**Extrait**

In/Visible : The Changing Shape Of Womanhood se présente comme une proposition curatoriale abordant la relation des femmes à leur féminité. L’exposition réunit des pratiques artistiques qui explorent la manière dont les femmes se représentent elles-mêmes dans l’imaginaire collectif, en dénonçant les stéréotypes et les normes qui leur sont imposées. Elle propose une relecture de la notion de féminité autour des multiples facettes qui la définissent aujourd’hui, sans chercher à l’enfermer dans un consensus.
Pour atteindre cet objectif, la Galerie de l’Est met en lumière un corpus d’œuvres réalisées par des artistes femme appartenant exclusivement à la génération Y, appelée également les milléniaux, souvent considérés comme les premiers enfants du numérique. Une génération qui assistera à l’émergence du troisième
sexe, puis au développement des mouvements LGBTQIP2SAA, ainsi qu’à la banalisation de la chirurgie esthétique, un phénomène amplifié par les réseaux sociaux et leurs influenceuses. Ce choix suscite immédiatement l’intérêt : comment la féminité est-elle perçue, vécue et réinterprétée par cette génération d’artistes ?

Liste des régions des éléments
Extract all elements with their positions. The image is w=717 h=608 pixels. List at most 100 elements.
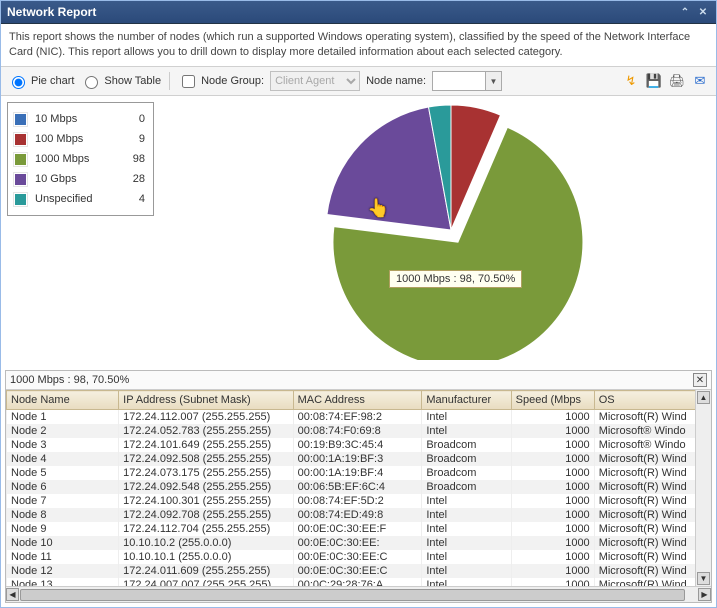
table-row[interactable]: Node 12172.24.011.609 (255.255.255)00:0E… [7, 564, 711, 578]
scroll-thumb[interactable] [20, 589, 685, 601]
table-cell: Microsoft® Windo [594, 424, 710, 438]
table-cell: 00:00:1A:19:BF:4 [293, 466, 422, 480]
node-name-dropdown-icon[interactable]: ▼ [486, 71, 502, 91]
node-group-select[interactable]: Client Agent [270, 71, 360, 91]
panel-title: Network Report [7, 5, 96, 19]
table-cell: Microsoft(R) Wind [594, 494, 710, 508]
legend-row[interactable]: 1000 Mbps98 [14, 149, 145, 169]
table-cell: Node 8 [7, 508, 119, 522]
column-header[interactable]: Node Name [7, 391, 119, 410]
table-cell: Node 2 [7, 424, 119, 438]
email-icon[interactable]: ✉ [690, 71, 710, 91]
table-cell: 172.24.007.007 (255.255.255) [119, 578, 293, 586]
table-cell: 1000 [511, 480, 594, 494]
table-cell: Microsoft(R) Wind [594, 536, 710, 550]
table-row[interactable]: Node 9172.24.112.704 (255.255.255)00:0E:… [7, 522, 711, 536]
column-header[interactable]: OS [594, 391, 710, 410]
table-cell: 00:0E:0C:30:EE: [293, 536, 422, 550]
report-description: This report shows the number of nodes (w… [1, 24, 716, 67]
scroll-down-icon[interactable]: ▼ [697, 572, 710, 585]
grid-scroll[interactable]: Node NameIP Address (Subnet Mask)MAC Add… [6, 390, 711, 586]
legend-label: 1000 Mbps [35, 153, 117, 165]
node-name-input[interactable] [432, 71, 486, 91]
legend-row[interactable]: 100 Mbps9 [14, 129, 145, 149]
table-row[interactable]: Node 4172.24.092.508 (255.255.255)00:00:… [7, 452, 711, 466]
grid-table: Node NameIP Address (Subnet Mask)MAC Add… [6, 390, 711, 586]
legend-row[interactable]: Unspecified4 [14, 189, 145, 209]
table-cell: 00:06:5B:EF:6C:4 [293, 480, 422, 494]
table-cell: 00:19:B9:3C:45:4 [293, 438, 422, 452]
legend-value: 28 [125, 173, 145, 185]
scroll-left-icon[interactable]: ◀ [6, 588, 19, 601]
table-row[interactable]: Node 1110.10.10.1 (255.0.0.0)00:0E:0C:30… [7, 550, 711, 564]
column-header[interactable]: Manufacturer [422, 391, 511, 410]
table-cell: 172.24.052.783 (255.255.255) [119, 424, 293, 438]
table-row[interactable]: Node 13172.24.007.007 (255.255.255)00:0C… [7, 578, 711, 586]
table-cell: Intel [422, 410, 511, 425]
vertical-scrollbar[interactable]: ▲ ▼ [695, 390, 711, 586]
node-group-checkbox-input[interactable] [182, 75, 195, 88]
legend-row[interactable]: 10 Gbps28 [14, 169, 145, 189]
table-row[interactable]: Node 2172.24.052.783 (255.255.255)00:08:… [7, 424, 711, 438]
table-row[interactable]: Node 1010.10.10.2 (255.0.0.0)00:0E:0C:30… [7, 536, 711, 550]
legend-label: 10 Mbps [35, 113, 117, 125]
grid-header-row: Node NameIP Address (Subnet Mask)MAC Add… [7, 391, 711, 410]
titlebar-tools: ⌃ ✕ [678, 5, 710, 19]
grid-title-bar: 1000 Mbps : 98, 70.50% ✕ [6, 371, 711, 390]
collapse-icon[interactable]: ⌃ [678, 5, 692, 19]
show-table-radio-input[interactable] [85, 76, 98, 89]
table-cell: 00:08:74:F0:69:8 [293, 424, 422, 438]
legend-swatch [14, 113, 27, 126]
print-icon[interactable]: 🖨 [667, 71, 687, 91]
table-row[interactable]: Node 5172.24.073.175 (255.255.255)00:00:… [7, 466, 711, 480]
table-cell: Intel [422, 522, 511, 536]
table-row[interactable]: Node 3172.24.101.649 (255.255.255)00:19:… [7, 438, 711, 452]
table-cell: Microsoft(R) Wind [594, 522, 710, 536]
table-cell: Intel [422, 494, 511, 508]
grid-close-icon[interactable]: ✕ [693, 373, 707, 387]
table-row[interactable]: Node 6172.24.092.548 (255.255.255)00:06:… [7, 480, 711, 494]
table-cell: 10.10.10.1 (255.0.0.0) [119, 550, 293, 564]
scroll-up-icon[interactable]: ▲ [697, 391, 710, 404]
table-cell: 172.24.100.301 (255.255.255) [119, 494, 293, 508]
node-name-label: Node name: [366, 75, 426, 87]
column-header[interactable]: IP Address (Subnet Mask) [119, 391, 293, 410]
horizontal-scrollbar[interactable]: ◀ ▶ [6, 586, 711, 602]
table-cell: 00:08:74:EF:98:2 [293, 410, 422, 425]
table-cell: 172.24.092.508 (255.255.255) [119, 452, 293, 466]
table-cell: Broadcom [422, 466, 511, 480]
table-row[interactable]: Node 8172.24.092.708 (255.255.255)00:08:… [7, 508, 711, 522]
table-cell: Broadcom [422, 480, 511, 494]
table-cell: Intel [422, 536, 511, 550]
table-cell: Node 1 [7, 410, 119, 425]
legend-row[interactable]: 10 Mbps0 [14, 109, 145, 129]
refresh-icon[interactable]: ↯ [621, 71, 641, 91]
table-row[interactable]: Node 7172.24.100.301 (255.255.255)00:08:… [7, 494, 711, 508]
pie-chart-radio-label: Pie chart [31, 75, 74, 87]
table-cell: 1000 [511, 438, 594, 452]
close-icon[interactable]: ✕ [696, 5, 710, 19]
table-cell: Broadcom [422, 452, 511, 466]
show-table-radio[interactable]: Show Table [80, 73, 161, 89]
toolbar-right: ↯ 💾 🖨 ✉ [621, 71, 710, 91]
table-cell: Node 9 [7, 522, 119, 536]
column-header[interactable]: MAC Address [293, 391, 422, 410]
table-cell: 00:08:74:EF:5D:2 [293, 494, 422, 508]
pie-chart[interactable]: 1000 Mbps : 98, 70.50% 👆 [301, 100, 601, 360]
table-row[interactable]: Node 1172.24.112.007 (255.255.255)00:08:… [7, 410, 711, 425]
table-cell: 172.24.092.548 (255.255.255) [119, 480, 293, 494]
save-icon[interactable]: 💾 [644, 71, 664, 91]
scroll-right-icon[interactable]: ▶ [698, 588, 711, 601]
table-cell: Node 4 [7, 452, 119, 466]
table-cell: 00:0E:0C:30:EE:C [293, 564, 422, 578]
titlebar: Network Report ⌃ ✕ [1, 1, 716, 24]
node-group-checkbox[interactable]: Node Group: [178, 72, 264, 91]
pie-chart-radio[interactable]: Pie chart [7, 73, 74, 89]
pie-chart-radio-input[interactable] [12, 76, 25, 89]
table-cell: Microsoft(R) Wind [594, 466, 710, 480]
table-cell: 172.24.112.007 (255.255.255) [119, 410, 293, 425]
table-cell: 1000 [511, 466, 594, 480]
table-cell: 1000 [511, 424, 594, 438]
table-cell: Microsoft(R) Wind [594, 578, 710, 586]
column-header[interactable]: Speed (Mbps [511, 391, 594, 410]
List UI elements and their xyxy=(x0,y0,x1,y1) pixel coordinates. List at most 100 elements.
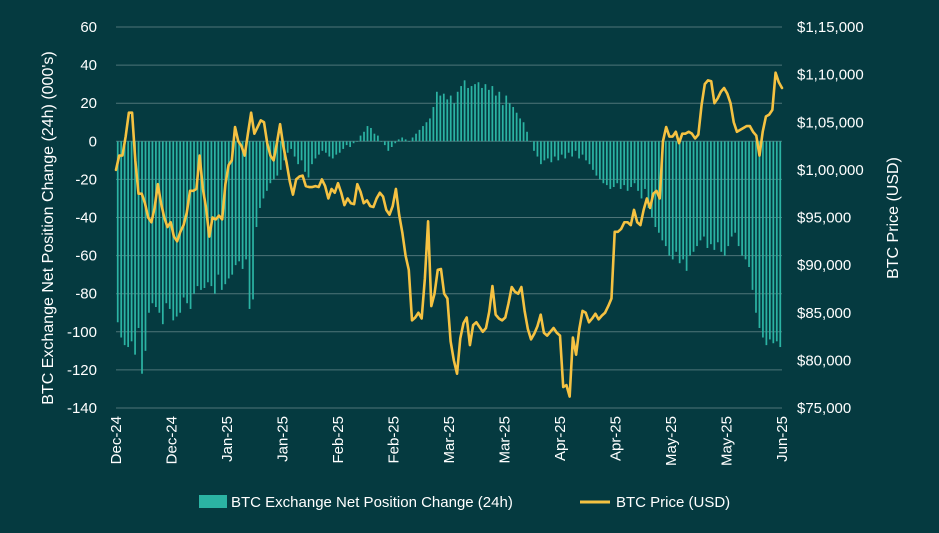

**Consignes**
1) Réécrivez en tableau Markdown les lignes de la liste des régions des éléments, de la ligne contenant « table-row[interactable]: Node 12172.24.011.609 » à la ligne contenant « panel-title: Network Report [7, 5, 96, 19] ». Utilisez les colonnes « N° » et « Ligne » et omettez les lignes vides.
2) Prolongez l'extrait sur l'exposition In/Visible à partir de sa dernière phrase.
L'extrait et les lignes forment deux documents indépendants.

**Corrigé des exercices**
1)
| N° | Ligne |
|---|---|
| 1 | table-row[interactable]: Node 12172.24.011.609 (255.255.255)00:0E… [7, 564, 711, 578] |
| 2 | scroll-thumb[interactable] [20, 589, 685, 601] |
| 3 | table-cell: Microsoft® Windo [594, 424, 710, 438] |
| 4 | table-cell: 00:00:1A:19:BF:4 [293, 466, 422, 480] |
| 5 | node-name-dropdown-icon[interactable]: ▼ [486, 71, 502, 91] |
| 6 | node-group-select[interactable]: Client Agent [270, 71, 360, 91] |
| 7 | panel-title: Network Report [7, 5, 96, 19] |

2)
La féminité ne dépend pas d’une époque, mais d’une présence. C’est ce que suggère l’œuvre d’Alena Rakova, connue également sous le pseudonyme Exantres. Cette artiste dépeint des femmes dans des situations où leur corps semble s’effacer derrière l’impression fugace de la sensualité qui en émane. Les postures de ses modèles traduisent une féminité affirmée, qui demeure intacte malgré les contours floutés et les visages esquissés. L’enjeu est d’atteindre une picturalité qui révélerait l’essence féminine à partir d’un choix de scènes ordinaires, parfois inspirées par l’histoire de l’art. En revisitant les nombreuses représentations de la femme dans son quotidien, Exantres engage ainsi le regardeur à dépasser l’apparente banalité des situations pour percevoir une féminité atemporelle.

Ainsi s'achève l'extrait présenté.